### Given records:
:::::

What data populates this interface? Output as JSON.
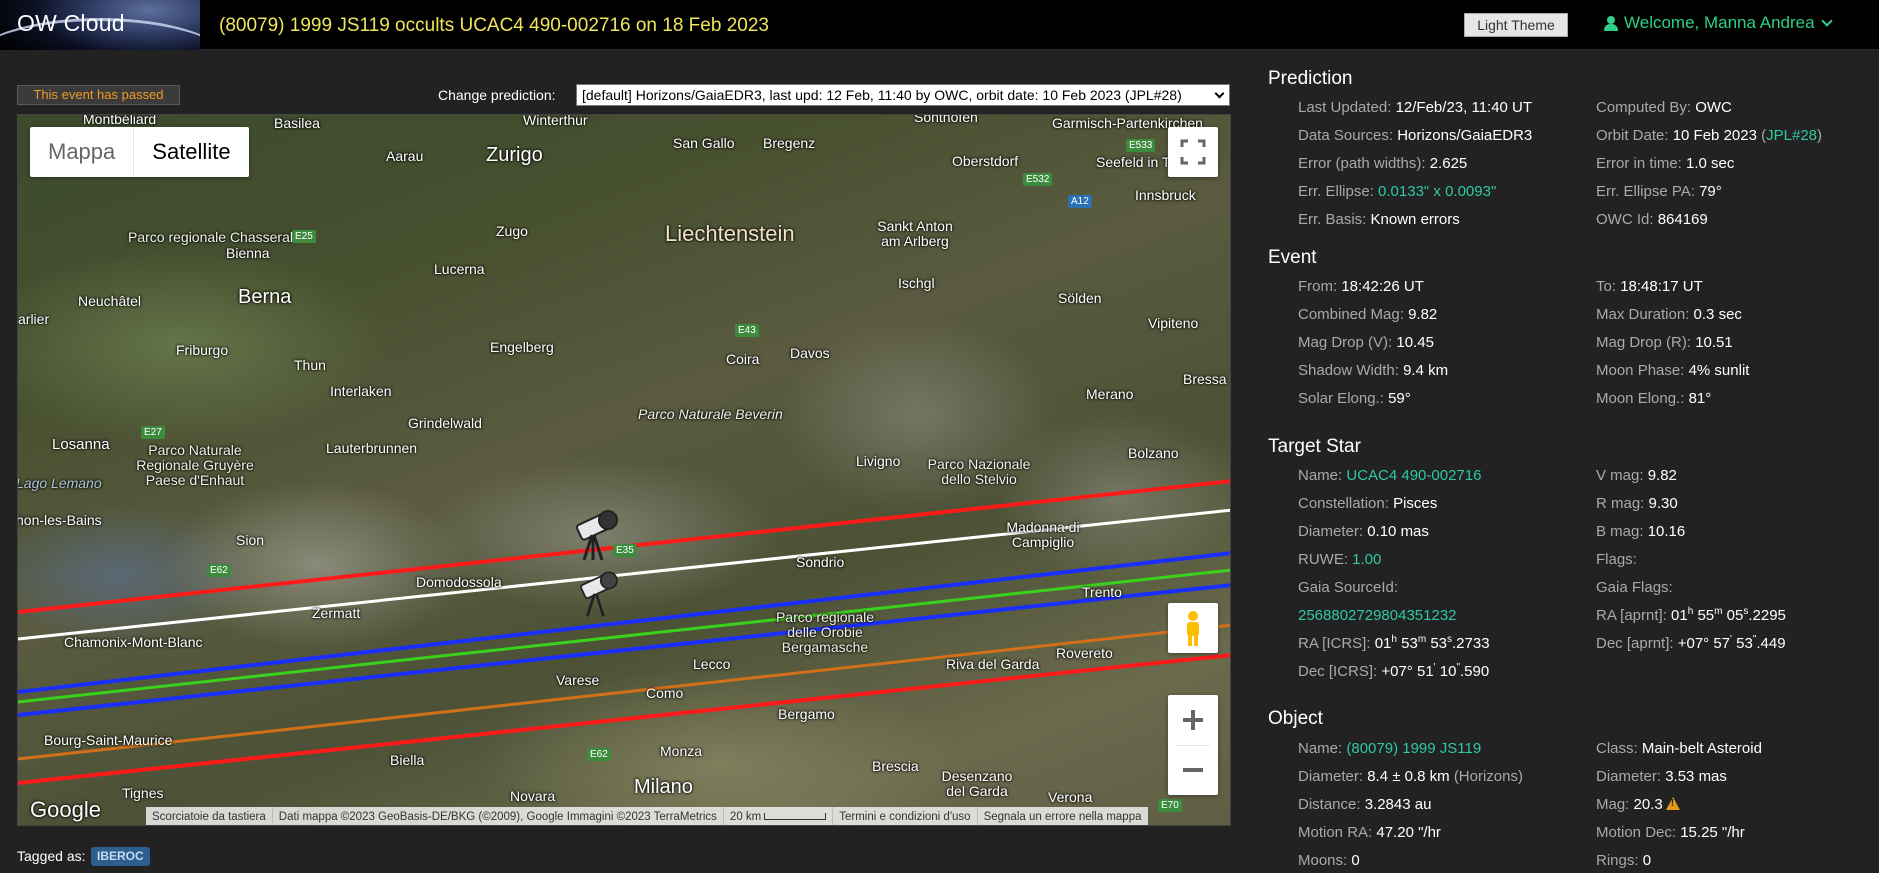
{
  "header": {
    "brand": "OW Cloud",
    "title": "(80079) 1999 JS119 occults UCAC4 490-002716 on 18 Feb 2023",
    "theme_button": "Light Theme",
    "welcome": "Welcome, Manna Andrea"
  },
  "status": {
    "passed": "This event has passed"
  },
  "prediction_selector": {
    "label": "Change prediction:",
    "selected": "[default] Horizons/GaiaEDR3, last upd: 12 Feb, 11:40 by OWC, orbit date: 10 Feb 2023 (JPL#28)"
  },
  "map": {
    "type_map": "Mappa",
    "type_satellite": "Satellite",
    "google": "Google",
    "attribution": {
      "shortcuts": "Scorciatoie da tastiera",
      "data": "Dati mappa ©2023 GeoBasis-DE/BKG (©2009), Google Immagini ©2023 TerraMetrics",
      "scale": "20 km",
      "terms": "Termini e condizioni d'uso",
      "report": "Segnala un errore nella mappa"
    },
    "labels": {
      "montbeliard": "Montbéliard",
      "basilea": "Basilea",
      "winterthur": "Winterthur",
      "sonthofen": "Sonthofen",
      "garmisch": "Garmisch-Partenkirchen",
      "aarau": "Aarau",
      "zurigo": "Zurigo",
      "sangallo": "San Gallo",
      "bregenz": "Bregenz",
      "oberstdorf": "Oberstdorf",
      "seefeld": "Seefeld in Tirol",
      "innsbruck": "Innsbruck",
      "parco_chasseral": "Parco regionale Chasseral",
      "bienna": "Bienna",
      "zugo": "Zugo",
      "liechtenstein": "Liechtenstein",
      "sanktanton": "Sankt Anton am Arlberg",
      "neuchatel": "Neuchâtel",
      "berna": "Berna",
      "lucerna": "Lucerna",
      "ischgl": "Ischgl",
      "solden": "Sölden",
      "arlier": "arlier",
      "vipiteno": "Vipiteno",
      "friburgo": "Friburgo",
      "engelberg": "Engelberg",
      "coira": "Coira",
      "davos": "Davos",
      "thun": "Thun",
      "interlaken": "Interlaken",
      "merano": "Merano",
      "bressa": "Bressa",
      "parco_beverin": "Parco Naturale Beverin",
      "grindelwald": "Grindelwald",
      "losanna": "Losanna",
      "parco_gruyere": "Parco Naturale Regionale Gruyère Paese d'Enhaut",
      "lauterbrunnen": "Lauterbrunnen",
      "livigno": "Livigno",
      "parco_stelvio": "Parco Nazionale dello Stelvio",
      "bolzano": "Bolzano",
      "lago_lemano": "Lago Lemano",
      "thonon": "hon-les-Bains",
      "sion": "Sion",
      "madonna": "Madonna di Campiglio",
      "domodossola": "Domodossola",
      "sondrio": "Sondrio",
      "zermatt": "Zermatt",
      "trento": "Trento",
      "chamonix": "Chamonix-Mont-Blanc",
      "parco_orobie": "Parco regionale delle Orobie Bergamasche",
      "lecco": "Lecco",
      "rivadelgarda": "Riva del Garda",
      "rovereto": "Rovereto",
      "varese": "Varese",
      "como": "Como",
      "bourg": "Bourg-Saint-Maurice",
      "bergamo": "Bergamo",
      "biella": "Biella",
      "monza": "Monza",
      "brescia": "Brescia",
      "desenzano": "Desenzano del Garda",
      "tignes": "Tignes",
      "novara": "Novara",
      "milano": "Milano",
      "verona": "Verona"
    },
    "roads": {
      "e533": "E533",
      "e532": "E532",
      "a12": "A12",
      "e25": "E25",
      "e43": "E43",
      "e27": "E27",
      "e35": "E35",
      "e62a": "E62",
      "e62b": "E62",
      "e70": "E70"
    }
  },
  "tags": {
    "label": "Tagged as:",
    "items": [
      "IBEROC"
    ]
  },
  "prediction": {
    "title": "Prediction",
    "last_updated_k": "Last Updated:",
    "last_updated_v": "12/Feb/23, 11:40 UT",
    "computed_by_k": "Computed By:",
    "computed_by_v": "OWC",
    "data_sources_k": "Data Sources:",
    "data_sources_v": "Horizons/GaiaEDR3",
    "orbit_date_k": "Orbit Date:",
    "orbit_date_v": "10 Feb 2023",
    "orbit_link": "JPL#28",
    "error_path_k": "Error (path widths):",
    "error_path_v": "2.625",
    "error_time_k": "Error in time:",
    "error_time_v": "1.0 sec",
    "err_ellipse_k": "Err. Ellipse:",
    "err_ellipse_v": "0.0133\" x 0.0093\"",
    "err_ellipse_pa_k": "Err. Ellipse PA:",
    "err_ellipse_pa_v": "79°",
    "err_basis_k": "Err. Basis:",
    "err_basis_v": "Known errors",
    "owc_id_k": "OWC Id:",
    "owc_id_v": "864169"
  },
  "event": {
    "title": "Event",
    "from_k": "From:",
    "from_v": "18:42:26 UT",
    "to_k": "To:",
    "to_v": "18:48:17 UT",
    "combined_mag_k": "Combined Mag:",
    "combined_mag_v": "9.82",
    "max_duration_k": "Max Duration:",
    "max_duration_v": "0.3 sec",
    "mag_drop_v_k": "Mag Drop (V):",
    "mag_drop_v_v": "10.45",
    "mag_drop_r_k": "Mag Drop (R):",
    "mag_drop_r_v": "10.51",
    "shadow_width_k": "Shadow Width:",
    "shadow_width_v": "9.4 km",
    "moon_phase_k": "Moon Phase:",
    "moon_phase_v": "4%",
    "moon_phase_suffix": "sunlit",
    "solar_elong_k": "Solar Elong.:",
    "solar_elong_v": "59°",
    "moon_elong_k": "Moon Elong.:",
    "moon_elong_v": "81°"
  },
  "target_star": {
    "title": "Target Star",
    "name_k": "Name:",
    "name_v": "UCAC4 490-002716",
    "vmag_k": "V mag:",
    "vmag_v": "9.82",
    "constellation_k": "Constellation:",
    "constellation_v": "Pisces",
    "rmag_k": "R mag:",
    "rmag_v": "9.30",
    "diameter_k": "Diameter:",
    "diameter_v": "0.10 mas",
    "bmag_k": "B mag:",
    "bmag_v": "10.16",
    "ruwe_k": "RUWE:",
    "ruwe_v": "1.00",
    "flags_k": "Flags:",
    "gaia_sourceid_k": "Gaia SourceId:",
    "gaia_sourceid_v": "2568802729804351232",
    "gaia_flags_k": "Gaia Flags:",
    "ra_aprnt_k": "RA [aprnt]:",
    "ra_aprnt": {
      "h": "01",
      "m": "55",
      "s": "05",
      "frac": ".2295"
    },
    "ra_icrs_k": "RA [ICRS]:",
    "ra_icrs": {
      "h": "01",
      "m": "53",
      "s": "53",
      "frac": ".2733"
    },
    "dec_aprnt_k": "Dec [aprnt]:",
    "dec_aprnt": {
      "deg": "+07°",
      "am": "57",
      "as": "53",
      "frac": ".449"
    },
    "dec_icrs_k": "Dec [ICRS]:",
    "dec_icrs": {
      "deg": "+07°",
      "am": "51",
      "as": "10",
      "frac": ".590"
    }
  },
  "object": {
    "title": "Object",
    "name_k": "Name:",
    "name_v": "(80079) 1999 JS119",
    "class_k": "Class:",
    "class_v": "Main-belt Asteroid",
    "diameter_k": "Diameter:",
    "diameter_v": "8.4 ± 0.8 km",
    "diameter_src": "(Horizons)",
    "diameter_mas_k": "Diameter:",
    "diameter_mas_v": "3.53 mas",
    "distance_k": "Distance:",
    "distance_v": "3.2843 au",
    "mag_k": "Mag:",
    "mag_v": "20.3",
    "motion_ra_k": "Motion RA:",
    "motion_ra_v": "47.20 \"/hr",
    "motion_dec_k": "Motion Dec:",
    "motion_dec_v": "15.25 \"/hr",
    "moons_k": "Moons:",
    "moons_v": "0",
    "rings_k": "Rings:",
    "rings_v": "0"
  }
}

:::::

Show every line of the records above that contains the word "Naturale".

      "parco_beverin": "Parco Naturale Beverin",
      "parco_gruyere": "Parco Naturale Regionale Gruyère Paese d'Enhaut",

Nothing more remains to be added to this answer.